<<<<
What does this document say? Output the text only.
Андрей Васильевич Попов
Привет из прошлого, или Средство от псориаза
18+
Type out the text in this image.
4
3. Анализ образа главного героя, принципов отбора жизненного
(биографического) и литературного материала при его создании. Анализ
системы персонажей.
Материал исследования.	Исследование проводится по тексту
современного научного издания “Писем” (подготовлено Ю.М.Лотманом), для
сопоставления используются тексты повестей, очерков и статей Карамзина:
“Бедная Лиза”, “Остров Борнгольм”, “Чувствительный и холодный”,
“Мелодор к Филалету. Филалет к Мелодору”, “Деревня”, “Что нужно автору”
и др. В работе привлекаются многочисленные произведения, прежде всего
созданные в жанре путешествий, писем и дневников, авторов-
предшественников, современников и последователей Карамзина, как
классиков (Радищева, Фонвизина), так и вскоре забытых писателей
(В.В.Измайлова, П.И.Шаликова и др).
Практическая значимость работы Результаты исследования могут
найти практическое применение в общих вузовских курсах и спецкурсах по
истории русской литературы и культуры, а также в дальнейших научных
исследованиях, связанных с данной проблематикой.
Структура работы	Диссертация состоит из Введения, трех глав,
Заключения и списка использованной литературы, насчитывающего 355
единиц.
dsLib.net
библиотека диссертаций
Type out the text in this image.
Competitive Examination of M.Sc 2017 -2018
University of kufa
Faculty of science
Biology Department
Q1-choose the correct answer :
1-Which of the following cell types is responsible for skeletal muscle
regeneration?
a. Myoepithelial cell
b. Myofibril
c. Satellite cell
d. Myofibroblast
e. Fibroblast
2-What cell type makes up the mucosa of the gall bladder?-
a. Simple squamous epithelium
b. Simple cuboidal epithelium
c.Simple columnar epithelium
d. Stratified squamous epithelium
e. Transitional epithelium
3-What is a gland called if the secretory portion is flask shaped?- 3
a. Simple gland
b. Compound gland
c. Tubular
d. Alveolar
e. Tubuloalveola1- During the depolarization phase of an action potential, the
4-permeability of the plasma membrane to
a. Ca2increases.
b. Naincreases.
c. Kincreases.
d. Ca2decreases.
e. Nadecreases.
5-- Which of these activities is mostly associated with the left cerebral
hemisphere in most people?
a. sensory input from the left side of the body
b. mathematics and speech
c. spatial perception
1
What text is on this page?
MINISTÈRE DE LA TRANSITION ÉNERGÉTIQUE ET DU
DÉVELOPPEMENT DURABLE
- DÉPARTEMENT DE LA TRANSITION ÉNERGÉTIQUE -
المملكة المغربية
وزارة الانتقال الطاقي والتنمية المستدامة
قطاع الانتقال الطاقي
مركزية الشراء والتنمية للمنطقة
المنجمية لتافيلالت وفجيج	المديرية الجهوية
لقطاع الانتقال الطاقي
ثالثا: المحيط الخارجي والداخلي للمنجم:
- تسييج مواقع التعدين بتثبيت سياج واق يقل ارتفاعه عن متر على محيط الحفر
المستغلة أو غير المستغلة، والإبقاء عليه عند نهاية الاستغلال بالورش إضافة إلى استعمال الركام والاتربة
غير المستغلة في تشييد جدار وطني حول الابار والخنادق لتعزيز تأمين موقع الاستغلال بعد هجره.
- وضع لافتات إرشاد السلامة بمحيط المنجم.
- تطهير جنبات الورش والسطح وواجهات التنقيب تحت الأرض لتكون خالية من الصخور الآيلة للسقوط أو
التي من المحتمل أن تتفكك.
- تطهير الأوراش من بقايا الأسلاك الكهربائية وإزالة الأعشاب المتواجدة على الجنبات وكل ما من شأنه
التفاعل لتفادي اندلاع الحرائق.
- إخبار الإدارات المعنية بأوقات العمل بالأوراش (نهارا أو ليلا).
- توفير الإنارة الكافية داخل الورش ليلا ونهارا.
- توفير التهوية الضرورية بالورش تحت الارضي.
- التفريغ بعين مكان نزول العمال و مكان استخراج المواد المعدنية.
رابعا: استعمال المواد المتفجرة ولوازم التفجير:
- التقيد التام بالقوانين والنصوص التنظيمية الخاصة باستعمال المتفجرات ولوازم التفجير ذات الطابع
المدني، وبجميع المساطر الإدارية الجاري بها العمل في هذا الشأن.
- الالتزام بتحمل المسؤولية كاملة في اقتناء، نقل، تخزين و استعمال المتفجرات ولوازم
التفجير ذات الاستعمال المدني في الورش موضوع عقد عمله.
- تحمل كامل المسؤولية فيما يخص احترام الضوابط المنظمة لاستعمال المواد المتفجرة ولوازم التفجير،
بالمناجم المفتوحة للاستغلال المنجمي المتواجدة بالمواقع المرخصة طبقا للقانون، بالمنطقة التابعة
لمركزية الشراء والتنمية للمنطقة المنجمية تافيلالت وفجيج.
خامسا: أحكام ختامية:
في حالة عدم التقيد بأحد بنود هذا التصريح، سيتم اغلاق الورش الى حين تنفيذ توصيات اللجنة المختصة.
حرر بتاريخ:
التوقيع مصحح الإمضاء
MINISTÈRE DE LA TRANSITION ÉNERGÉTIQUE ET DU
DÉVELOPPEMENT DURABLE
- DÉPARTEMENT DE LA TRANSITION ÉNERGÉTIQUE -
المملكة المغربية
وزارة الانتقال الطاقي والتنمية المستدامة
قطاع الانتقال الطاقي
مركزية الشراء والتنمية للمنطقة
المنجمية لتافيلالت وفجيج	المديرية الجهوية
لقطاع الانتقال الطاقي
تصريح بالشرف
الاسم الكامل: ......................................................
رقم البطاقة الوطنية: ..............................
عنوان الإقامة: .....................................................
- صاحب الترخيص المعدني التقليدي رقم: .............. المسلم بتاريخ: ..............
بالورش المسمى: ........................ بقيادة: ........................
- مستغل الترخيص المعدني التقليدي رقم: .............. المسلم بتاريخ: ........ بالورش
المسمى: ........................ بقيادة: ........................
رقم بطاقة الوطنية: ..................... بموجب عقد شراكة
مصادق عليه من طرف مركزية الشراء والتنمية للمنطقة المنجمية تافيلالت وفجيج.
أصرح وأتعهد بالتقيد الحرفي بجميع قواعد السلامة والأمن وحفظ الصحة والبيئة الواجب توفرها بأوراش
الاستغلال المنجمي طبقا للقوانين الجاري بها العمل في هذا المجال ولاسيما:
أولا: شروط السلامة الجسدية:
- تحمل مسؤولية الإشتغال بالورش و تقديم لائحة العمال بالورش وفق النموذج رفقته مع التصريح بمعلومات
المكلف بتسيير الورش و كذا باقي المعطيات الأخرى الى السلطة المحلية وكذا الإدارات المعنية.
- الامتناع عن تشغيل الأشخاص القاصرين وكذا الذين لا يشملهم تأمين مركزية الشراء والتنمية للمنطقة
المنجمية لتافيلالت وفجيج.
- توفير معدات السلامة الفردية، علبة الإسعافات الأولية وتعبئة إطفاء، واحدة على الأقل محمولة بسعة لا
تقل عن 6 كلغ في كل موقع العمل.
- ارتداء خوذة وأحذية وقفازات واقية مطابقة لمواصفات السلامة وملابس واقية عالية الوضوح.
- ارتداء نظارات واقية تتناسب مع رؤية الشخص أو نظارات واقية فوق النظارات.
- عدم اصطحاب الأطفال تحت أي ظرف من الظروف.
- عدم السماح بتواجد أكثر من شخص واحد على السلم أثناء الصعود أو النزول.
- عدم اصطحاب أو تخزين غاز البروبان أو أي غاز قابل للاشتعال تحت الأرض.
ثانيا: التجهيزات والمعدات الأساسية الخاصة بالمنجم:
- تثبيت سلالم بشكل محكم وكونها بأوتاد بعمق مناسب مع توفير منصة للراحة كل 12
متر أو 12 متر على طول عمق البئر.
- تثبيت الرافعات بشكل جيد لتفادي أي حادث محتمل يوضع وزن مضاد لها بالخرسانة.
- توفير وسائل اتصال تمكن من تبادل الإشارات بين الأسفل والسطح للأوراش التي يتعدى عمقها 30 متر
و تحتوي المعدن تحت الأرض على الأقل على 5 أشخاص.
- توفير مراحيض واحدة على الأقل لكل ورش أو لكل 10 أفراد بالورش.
>>>>
* To do
What is the number of lines in this material that hold the string "الترخيص"? Answer with that number only.

* Final result
2